_Given task_
Translate this sentence from the scrapegraph-js guide below into Spanish: "Store your API keys securely in environment variables."

_Source text_
## Begin
Installation
Install the package using npm, pnpm, yarn or bun:
# Using npm
npm i scrapegraph-js
# Using pnpm
pnpm i scrapegraph-js
# Using yarn
yarn add scrapegraph-js
# Using bun
bun add scrapegraph-js
Features
AI-Powered Extraction : Smart web scraping with artificial intelligence
Async by Design : Fully asynchronous architecture
Type Safety : Built-in TypeScript support with Zod schemas
Zero Exceptions : All errors wrapped in ApiResult — no try/catch needed
Developer Friendly : Comprehensive error handling and debug logging
Quick Start
Basic example
Store your API keys securely in environment variables. Use .env files and
libraries like dotenv to load them into your app.
## End
_Material_
## Begin
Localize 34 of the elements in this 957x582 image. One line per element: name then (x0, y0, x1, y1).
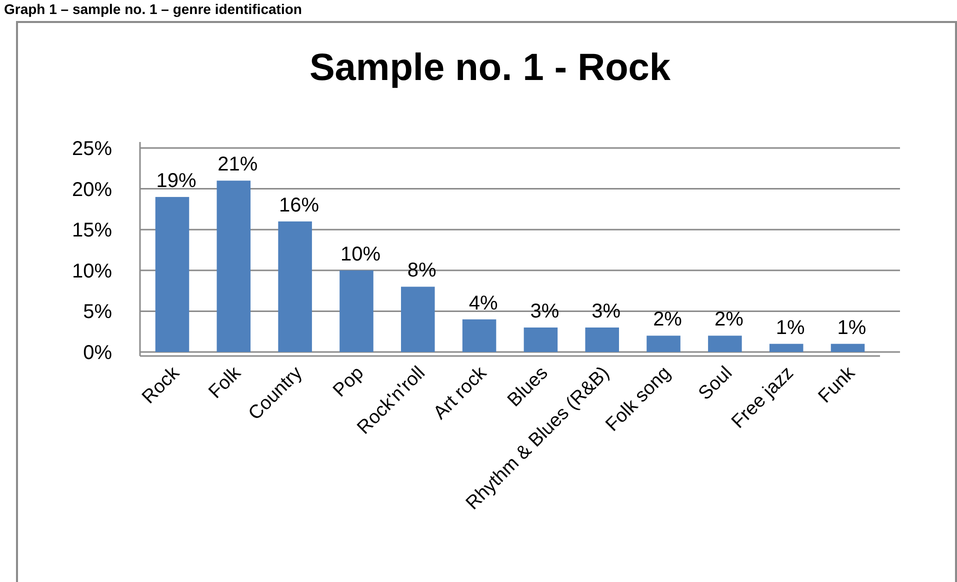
data-label: 19% (156, 170, 196, 192)
y-tick-label: 20% (72, 178, 112, 201)
y-tick-label: 10% (72, 260, 112, 282)
bar (216, 180, 251, 352)
data-label: 10% (340, 243, 381, 266)
y-tick-label: 15% (72, 220, 112, 242)
data-label: 3% (592, 300, 621, 323)
y-tick-label: 5% (83, 301, 112, 324)
x-tick-label: Art rock (430, 362, 492, 424)
bar (769, 344, 804, 352)
bar (155, 196, 190, 352)
data-label: 4% (468, 292, 498, 314)
y-tick-label: 0% (83, 342, 112, 364)
data-label: 1% (776, 316, 806, 339)
bar (585, 328, 620, 352)
bar (462, 319, 496, 352)
data-label: 21% (218, 154, 258, 176)
bar (524, 328, 558, 352)
y-tick-label: 25% (72, 138, 112, 160)
data-label: 2% (714, 308, 744, 331)
bar (278, 221, 312, 352)
bar (340, 270, 374, 352)
bar (646, 336, 680, 352)
data-label: 2% (653, 308, 682, 331)
x-tick-label: Folk (204, 362, 246, 403)
bar (708, 336, 742, 352)
data-label: 16% (279, 194, 320, 216)
caption: Graph 1 – sample no. 1 – genre identification (4, 1, 302, 17)
data-label: 3% (530, 300, 560, 323)
bar (400, 286, 435, 352)
data-label: 8% (407, 260, 437, 282)
bar (830, 344, 865, 352)
chart-title: Sample no. 1 - Rock (309, 47, 672, 89)
data-label: 1% (837, 316, 866, 339)
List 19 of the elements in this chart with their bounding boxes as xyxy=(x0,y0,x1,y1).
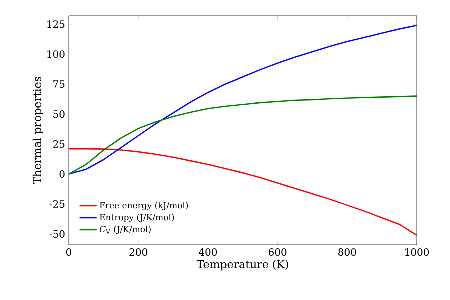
## End
_Result_
Guarda tus claves de API de forma segura en variables de entorno.